• **Provided entries**:

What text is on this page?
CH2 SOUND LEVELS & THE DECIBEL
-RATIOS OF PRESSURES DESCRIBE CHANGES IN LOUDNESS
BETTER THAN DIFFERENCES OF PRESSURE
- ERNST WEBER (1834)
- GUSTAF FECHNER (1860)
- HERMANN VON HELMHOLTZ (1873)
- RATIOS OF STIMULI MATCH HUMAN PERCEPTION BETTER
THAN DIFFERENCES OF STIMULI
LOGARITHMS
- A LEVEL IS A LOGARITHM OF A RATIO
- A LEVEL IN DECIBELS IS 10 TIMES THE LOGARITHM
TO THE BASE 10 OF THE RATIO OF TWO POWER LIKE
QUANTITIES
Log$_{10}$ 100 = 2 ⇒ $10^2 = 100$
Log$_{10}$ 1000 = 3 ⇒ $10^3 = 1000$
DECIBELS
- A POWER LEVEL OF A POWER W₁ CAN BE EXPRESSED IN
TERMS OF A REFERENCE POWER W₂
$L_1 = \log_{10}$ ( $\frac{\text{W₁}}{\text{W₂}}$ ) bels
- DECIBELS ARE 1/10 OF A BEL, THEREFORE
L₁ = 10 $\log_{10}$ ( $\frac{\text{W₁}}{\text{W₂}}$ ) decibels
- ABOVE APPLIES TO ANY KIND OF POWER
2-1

• **Problem details**: Reproduce every line of the material above exactly.

• **Exercise result**:
What text is on this page?
CH2 SOUND LEVELS & THE DECIBEL
-RATIOS OF PRESSURES DESCRIBE CHANGES IN LOUDNESS
BETTER THAN DIFFERENCES OF PRESSURE
- ERNST WEBER (1834)
- GUSTAF FECHNER (1860)
- HERMANN VON HELMHOLTZ (1873)
- RATIOS OF STIMULI MATCH HUMAN PERCEPTION BETTER
THAN DIFFERENCES OF STIMULI
LOGARITHMS
- A LEVEL IS A LOGARITHM OF A RATIO
- A LEVEL IN DECIBELS IS 10 TIMES THE LOGARITHM
TO THE BASE 10 OF THE RATIO OF TWO POWER LIKE
QUANTITIES
Log$_{10}$ 100 = 2 ⇒ $10^2 = 100$
Log$_{10}$ 1000 = 3 ⇒ $10^3 = 1000$
DECIBELS
- A POWER LEVEL OF A POWER W₁ CAN BE EXPRESSED IN
TERMS OF A REFERENCE POWER W₂
$L_1 = \log_{10}$ ( $\frac{\text{W₁}}{\text{W₂}}$ ) bels
- DECIBELS ARE 1/10 OF A BEL, THEREFORE
L₁ = 10 $\log_{10}$ ( $\frac{\text{W₁}}{\text{W₂}}$ ) decibels
- ABOVE APPLIES TO ANY KIND OF POWER
2-1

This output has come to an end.